[BEGIN RECORDS SUPPLIED]

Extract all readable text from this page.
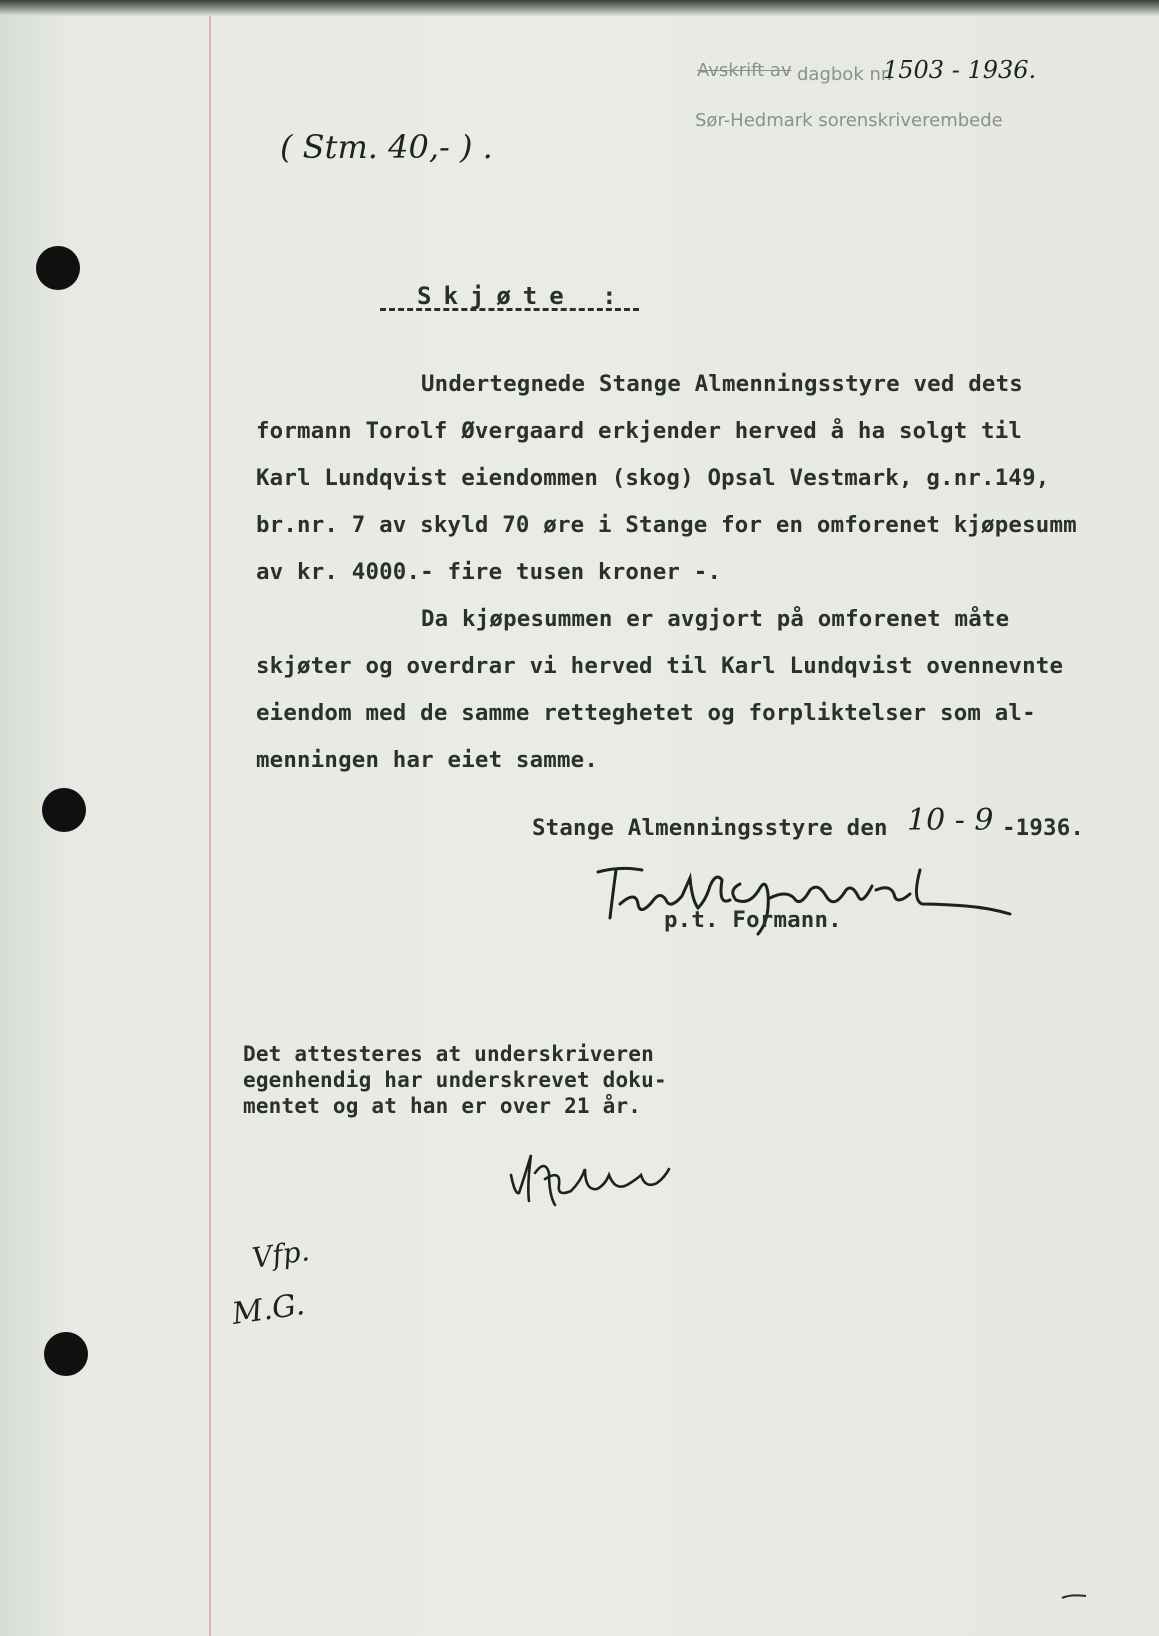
Avskrift av dagbok nr.
1503 - 1936.
Sør-Hedmark sorenskriverembede
( Stm. 40,- ) .
Skjøte :
Undertegnede Stange Almenningsstyre ved dets
formann Torolf Øvergaard erkjender herved å ha solgt til
Karl Lundqvist eiendommen (skog) Opsal Vestmark, g.nr.149,
br.nr. 7 av skyld 70 øre i Stange for en omforenet kjøpesumm
av kr. 4000.- fire tusen kroner -.
Da kjøpesummen er avgjort på omforenet måte
skjøter og overdrar vi herved til Karl Lundqvist ovennevnte
eiendom med de samme retteghetet og forpliktelser som al-
menningen har eiet samme.
Stange Almenningsstyre den 10 - 9 -1936.
p.t. Formann.
Det attesteres at underskriveren
egenhendig har underskrevet doku-
mentet og at han er over 21 år.
Vfp.
M.G.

[END RECORDS SUPPLIED]

### INSTRUCTIONS FOR THE TASK
The material above holds pictures; copy everything else in it exactly.

### IN RESPONSE
Extract all readable text from this page.
Avskrift av dagbok nr.
1503 - 1936.
Sør-Hedmark sorenskriverembede
( Stm. 40,- ) .
Skjøte :
Undertegnede Stange Almenningsstyre ved dets
formann Torolf Øvergaard erkjender herved å ha solgt til
Karl Lundqvist eiendommen (skog) Opsal Vestmark, g.nr.149,
br.nr. 7 av skyld 70 øre i Stange for en omforenet kjøpesumm
av kr. 4000.- fire tusen kroner -.
Da kjøpesummen er avgjort på omforenet måte
skjøter og overdrar vi herved til Karl Lundqvist ovennevnte
eiendom med de samme retteghetet og forpliktelser som al-
menningen har eiet samme.
Stange Almenningsstyre den 10 - 9 -1936.
p.t. Formann.
Det attesteres at underskriveren
egenhendig har underskrevet doku-
mentet og at han er over 21 år.
Vfp.
M.G.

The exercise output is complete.